_DESCRIPTION OF THE TASK_
Go through the listing and pick out each line with the word "content" in it.
━━━━━ DATA SUPPLIED ━━━━━
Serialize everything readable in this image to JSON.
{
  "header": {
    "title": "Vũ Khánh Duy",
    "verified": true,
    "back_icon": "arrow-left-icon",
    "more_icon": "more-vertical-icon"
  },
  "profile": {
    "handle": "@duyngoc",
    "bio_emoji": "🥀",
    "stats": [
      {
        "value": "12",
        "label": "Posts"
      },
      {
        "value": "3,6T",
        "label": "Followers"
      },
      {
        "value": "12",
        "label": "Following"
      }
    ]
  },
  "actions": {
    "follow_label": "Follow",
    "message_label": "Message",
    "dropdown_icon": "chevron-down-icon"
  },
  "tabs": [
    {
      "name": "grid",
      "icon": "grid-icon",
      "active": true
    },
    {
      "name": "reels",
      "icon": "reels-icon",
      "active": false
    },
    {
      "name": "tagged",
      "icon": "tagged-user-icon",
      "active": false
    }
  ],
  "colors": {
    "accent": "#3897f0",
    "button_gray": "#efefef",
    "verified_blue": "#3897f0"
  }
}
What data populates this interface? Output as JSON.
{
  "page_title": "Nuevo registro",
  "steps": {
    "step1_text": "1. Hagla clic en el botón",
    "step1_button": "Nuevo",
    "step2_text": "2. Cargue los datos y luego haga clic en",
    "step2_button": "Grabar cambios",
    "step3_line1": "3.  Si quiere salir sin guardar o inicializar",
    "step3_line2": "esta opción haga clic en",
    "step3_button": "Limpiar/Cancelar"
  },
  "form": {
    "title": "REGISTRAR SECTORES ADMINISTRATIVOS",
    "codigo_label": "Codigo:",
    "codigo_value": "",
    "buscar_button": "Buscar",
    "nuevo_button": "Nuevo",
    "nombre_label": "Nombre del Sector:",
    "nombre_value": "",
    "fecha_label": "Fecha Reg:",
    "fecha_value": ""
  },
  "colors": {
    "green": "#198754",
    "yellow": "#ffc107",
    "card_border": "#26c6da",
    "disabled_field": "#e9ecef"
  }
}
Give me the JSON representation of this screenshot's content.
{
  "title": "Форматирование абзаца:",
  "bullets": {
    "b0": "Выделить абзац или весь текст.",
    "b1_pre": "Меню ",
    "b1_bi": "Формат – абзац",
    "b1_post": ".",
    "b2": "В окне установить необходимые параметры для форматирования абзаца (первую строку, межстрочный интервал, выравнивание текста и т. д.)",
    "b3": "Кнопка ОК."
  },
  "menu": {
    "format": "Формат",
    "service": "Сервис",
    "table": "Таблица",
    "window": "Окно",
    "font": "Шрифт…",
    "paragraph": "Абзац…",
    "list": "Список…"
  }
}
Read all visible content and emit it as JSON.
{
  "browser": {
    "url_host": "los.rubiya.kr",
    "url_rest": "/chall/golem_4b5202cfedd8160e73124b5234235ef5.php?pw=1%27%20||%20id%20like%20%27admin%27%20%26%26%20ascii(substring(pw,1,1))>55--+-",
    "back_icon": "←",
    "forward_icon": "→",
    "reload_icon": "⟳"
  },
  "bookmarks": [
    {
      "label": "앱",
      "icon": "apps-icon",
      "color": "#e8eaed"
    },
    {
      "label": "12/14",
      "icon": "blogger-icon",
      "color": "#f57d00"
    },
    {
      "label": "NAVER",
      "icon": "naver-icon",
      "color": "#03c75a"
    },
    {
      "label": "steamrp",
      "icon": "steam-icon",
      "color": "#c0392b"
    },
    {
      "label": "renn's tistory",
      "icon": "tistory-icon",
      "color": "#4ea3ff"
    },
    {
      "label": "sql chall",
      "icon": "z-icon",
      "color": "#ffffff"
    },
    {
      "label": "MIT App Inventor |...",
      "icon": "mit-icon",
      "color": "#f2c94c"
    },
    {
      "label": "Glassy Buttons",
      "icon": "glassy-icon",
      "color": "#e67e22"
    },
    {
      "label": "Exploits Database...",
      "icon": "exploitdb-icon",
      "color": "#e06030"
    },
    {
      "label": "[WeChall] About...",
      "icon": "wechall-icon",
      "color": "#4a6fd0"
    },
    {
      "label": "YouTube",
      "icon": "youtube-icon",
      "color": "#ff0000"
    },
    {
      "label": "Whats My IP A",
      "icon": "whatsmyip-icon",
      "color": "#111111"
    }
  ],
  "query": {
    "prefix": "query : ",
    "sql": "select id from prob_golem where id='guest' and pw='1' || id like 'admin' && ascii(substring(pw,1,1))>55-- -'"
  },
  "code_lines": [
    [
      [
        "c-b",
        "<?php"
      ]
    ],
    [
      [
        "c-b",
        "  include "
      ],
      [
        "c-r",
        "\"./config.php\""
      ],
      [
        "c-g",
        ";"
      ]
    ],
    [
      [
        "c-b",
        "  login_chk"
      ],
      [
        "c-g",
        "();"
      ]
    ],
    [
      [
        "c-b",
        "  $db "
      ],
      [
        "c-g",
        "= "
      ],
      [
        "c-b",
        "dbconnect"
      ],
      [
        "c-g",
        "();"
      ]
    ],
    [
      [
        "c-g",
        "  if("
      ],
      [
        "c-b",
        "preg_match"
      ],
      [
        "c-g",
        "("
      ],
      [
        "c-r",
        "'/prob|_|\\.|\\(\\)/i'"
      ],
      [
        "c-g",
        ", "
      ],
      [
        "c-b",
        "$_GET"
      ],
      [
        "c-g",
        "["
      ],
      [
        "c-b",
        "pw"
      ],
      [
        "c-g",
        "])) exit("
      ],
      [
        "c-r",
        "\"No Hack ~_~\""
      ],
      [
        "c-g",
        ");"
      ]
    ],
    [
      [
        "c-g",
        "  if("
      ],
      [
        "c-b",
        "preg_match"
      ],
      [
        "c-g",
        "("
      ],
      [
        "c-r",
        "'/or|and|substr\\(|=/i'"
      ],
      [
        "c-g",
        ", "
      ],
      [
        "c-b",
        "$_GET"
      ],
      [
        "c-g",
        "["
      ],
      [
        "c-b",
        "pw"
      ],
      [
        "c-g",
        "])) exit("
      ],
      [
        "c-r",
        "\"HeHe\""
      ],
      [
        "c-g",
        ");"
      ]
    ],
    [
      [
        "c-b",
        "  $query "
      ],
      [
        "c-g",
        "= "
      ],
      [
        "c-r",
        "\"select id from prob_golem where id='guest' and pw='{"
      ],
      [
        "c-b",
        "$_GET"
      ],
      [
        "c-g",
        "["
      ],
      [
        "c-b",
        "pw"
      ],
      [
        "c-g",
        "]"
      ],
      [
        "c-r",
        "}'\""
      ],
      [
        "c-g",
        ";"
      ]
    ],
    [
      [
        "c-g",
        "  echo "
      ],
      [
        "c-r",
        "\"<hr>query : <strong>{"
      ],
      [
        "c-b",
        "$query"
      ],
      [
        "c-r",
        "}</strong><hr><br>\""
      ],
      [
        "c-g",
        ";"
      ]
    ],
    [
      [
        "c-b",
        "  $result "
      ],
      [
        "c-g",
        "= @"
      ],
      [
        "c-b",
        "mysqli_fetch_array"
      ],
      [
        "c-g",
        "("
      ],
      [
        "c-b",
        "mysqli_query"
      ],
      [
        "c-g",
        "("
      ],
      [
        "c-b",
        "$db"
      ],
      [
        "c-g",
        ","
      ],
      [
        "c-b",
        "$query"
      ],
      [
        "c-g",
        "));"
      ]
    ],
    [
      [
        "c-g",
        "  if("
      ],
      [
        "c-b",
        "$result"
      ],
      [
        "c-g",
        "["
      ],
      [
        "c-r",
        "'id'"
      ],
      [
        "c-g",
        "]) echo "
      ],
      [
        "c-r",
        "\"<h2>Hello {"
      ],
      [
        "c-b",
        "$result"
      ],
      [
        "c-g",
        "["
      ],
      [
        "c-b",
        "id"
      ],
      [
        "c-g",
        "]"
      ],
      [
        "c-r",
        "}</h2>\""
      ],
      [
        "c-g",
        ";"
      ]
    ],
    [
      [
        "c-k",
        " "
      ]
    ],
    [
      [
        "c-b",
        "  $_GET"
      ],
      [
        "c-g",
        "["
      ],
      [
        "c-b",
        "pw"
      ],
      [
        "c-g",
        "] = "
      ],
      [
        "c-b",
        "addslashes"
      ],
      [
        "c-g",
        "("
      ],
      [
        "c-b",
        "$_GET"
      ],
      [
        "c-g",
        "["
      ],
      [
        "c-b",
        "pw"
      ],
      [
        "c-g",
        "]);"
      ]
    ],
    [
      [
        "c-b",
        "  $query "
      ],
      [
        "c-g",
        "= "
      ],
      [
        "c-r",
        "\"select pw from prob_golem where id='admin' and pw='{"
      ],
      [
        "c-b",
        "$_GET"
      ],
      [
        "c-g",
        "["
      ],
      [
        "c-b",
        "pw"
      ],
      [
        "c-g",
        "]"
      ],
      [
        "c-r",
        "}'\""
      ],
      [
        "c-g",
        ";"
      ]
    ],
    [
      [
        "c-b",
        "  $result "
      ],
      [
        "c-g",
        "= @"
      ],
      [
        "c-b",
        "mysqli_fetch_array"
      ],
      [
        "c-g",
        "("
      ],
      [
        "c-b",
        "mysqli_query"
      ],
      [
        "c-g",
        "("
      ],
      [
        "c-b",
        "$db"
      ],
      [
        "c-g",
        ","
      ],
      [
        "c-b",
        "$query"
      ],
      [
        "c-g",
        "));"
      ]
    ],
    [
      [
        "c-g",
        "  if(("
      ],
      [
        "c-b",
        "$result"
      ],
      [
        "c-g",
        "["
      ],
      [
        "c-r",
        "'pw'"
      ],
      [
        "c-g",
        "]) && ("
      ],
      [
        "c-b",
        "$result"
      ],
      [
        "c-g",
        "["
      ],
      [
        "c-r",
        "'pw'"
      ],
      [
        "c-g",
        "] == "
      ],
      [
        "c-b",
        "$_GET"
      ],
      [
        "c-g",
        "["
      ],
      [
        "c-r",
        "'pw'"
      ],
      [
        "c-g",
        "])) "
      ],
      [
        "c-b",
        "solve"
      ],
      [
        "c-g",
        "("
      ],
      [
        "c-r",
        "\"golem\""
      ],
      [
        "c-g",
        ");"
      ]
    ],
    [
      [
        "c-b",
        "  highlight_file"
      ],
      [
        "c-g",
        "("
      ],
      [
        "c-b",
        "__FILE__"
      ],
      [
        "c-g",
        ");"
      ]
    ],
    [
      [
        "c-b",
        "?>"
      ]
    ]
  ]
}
━━━━━
_RESPONSE_
Give me the JSON representation of this screenshot's content.
Read all visible content and emit it as JSON.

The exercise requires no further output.